- _Work instructions_
Read the records below. Copy each line where the string "label" occurs.

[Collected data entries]
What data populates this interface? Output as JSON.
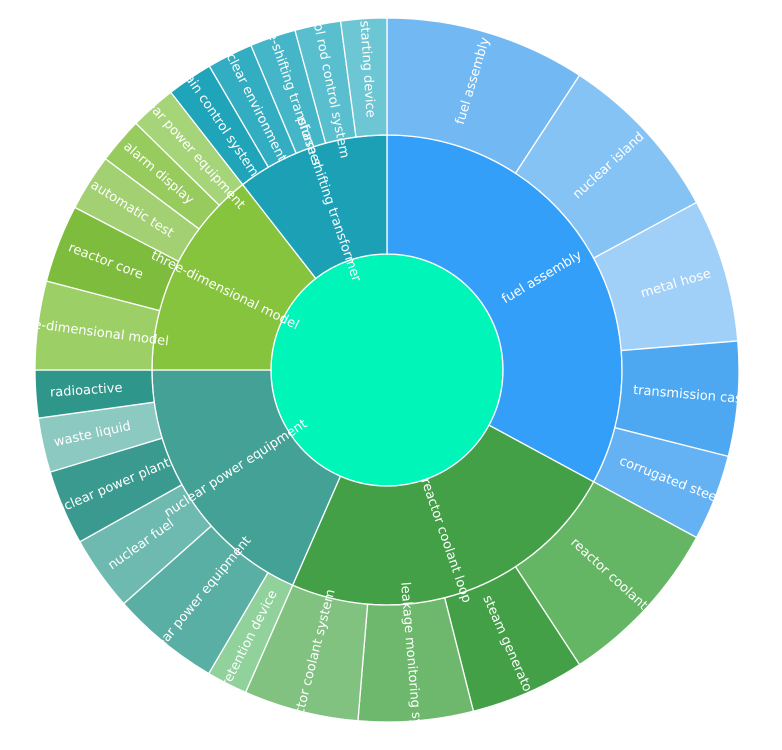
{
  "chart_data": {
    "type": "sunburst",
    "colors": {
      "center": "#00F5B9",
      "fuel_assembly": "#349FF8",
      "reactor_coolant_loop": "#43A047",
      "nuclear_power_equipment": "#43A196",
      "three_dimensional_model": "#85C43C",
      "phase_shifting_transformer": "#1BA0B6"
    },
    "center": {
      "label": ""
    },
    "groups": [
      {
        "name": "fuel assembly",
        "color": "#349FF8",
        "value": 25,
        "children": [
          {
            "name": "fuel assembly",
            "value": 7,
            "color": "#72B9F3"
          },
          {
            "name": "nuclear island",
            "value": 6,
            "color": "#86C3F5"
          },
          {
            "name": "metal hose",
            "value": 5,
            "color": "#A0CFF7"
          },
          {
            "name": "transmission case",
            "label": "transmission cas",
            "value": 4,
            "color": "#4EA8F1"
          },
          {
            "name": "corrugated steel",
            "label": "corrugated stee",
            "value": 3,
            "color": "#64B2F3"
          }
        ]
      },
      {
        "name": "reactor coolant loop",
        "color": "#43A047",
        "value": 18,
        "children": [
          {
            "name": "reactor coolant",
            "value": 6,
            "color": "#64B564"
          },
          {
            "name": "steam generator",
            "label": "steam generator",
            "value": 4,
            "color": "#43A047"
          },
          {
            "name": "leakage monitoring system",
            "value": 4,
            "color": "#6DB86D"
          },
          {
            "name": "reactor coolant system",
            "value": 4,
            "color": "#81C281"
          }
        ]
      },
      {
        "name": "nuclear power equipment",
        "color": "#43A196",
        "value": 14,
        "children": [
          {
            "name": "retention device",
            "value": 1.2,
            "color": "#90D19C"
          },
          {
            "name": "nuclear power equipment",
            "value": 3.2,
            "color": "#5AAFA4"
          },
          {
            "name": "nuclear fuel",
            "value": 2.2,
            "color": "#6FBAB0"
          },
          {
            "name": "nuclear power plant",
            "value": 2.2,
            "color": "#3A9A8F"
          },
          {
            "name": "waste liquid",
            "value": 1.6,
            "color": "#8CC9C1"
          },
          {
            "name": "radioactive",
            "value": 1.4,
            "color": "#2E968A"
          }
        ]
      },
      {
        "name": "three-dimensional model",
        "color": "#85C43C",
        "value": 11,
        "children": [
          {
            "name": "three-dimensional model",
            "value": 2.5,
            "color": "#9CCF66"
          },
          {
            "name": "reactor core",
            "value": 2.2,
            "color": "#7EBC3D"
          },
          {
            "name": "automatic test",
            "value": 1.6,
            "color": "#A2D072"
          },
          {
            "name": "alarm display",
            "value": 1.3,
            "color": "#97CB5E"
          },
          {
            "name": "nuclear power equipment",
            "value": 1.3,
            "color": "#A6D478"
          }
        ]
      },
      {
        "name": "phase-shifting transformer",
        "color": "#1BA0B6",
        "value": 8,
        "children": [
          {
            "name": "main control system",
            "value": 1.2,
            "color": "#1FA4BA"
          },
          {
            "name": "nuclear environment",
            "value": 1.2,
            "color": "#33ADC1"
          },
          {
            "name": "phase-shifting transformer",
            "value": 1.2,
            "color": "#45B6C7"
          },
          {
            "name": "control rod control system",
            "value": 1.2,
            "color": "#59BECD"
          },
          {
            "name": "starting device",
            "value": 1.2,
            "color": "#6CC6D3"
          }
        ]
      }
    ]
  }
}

- _Reply to the task_
      "label": ""
            "label": "transmission cas",
            "label": "corrugated stee",
            "label": "steam generator",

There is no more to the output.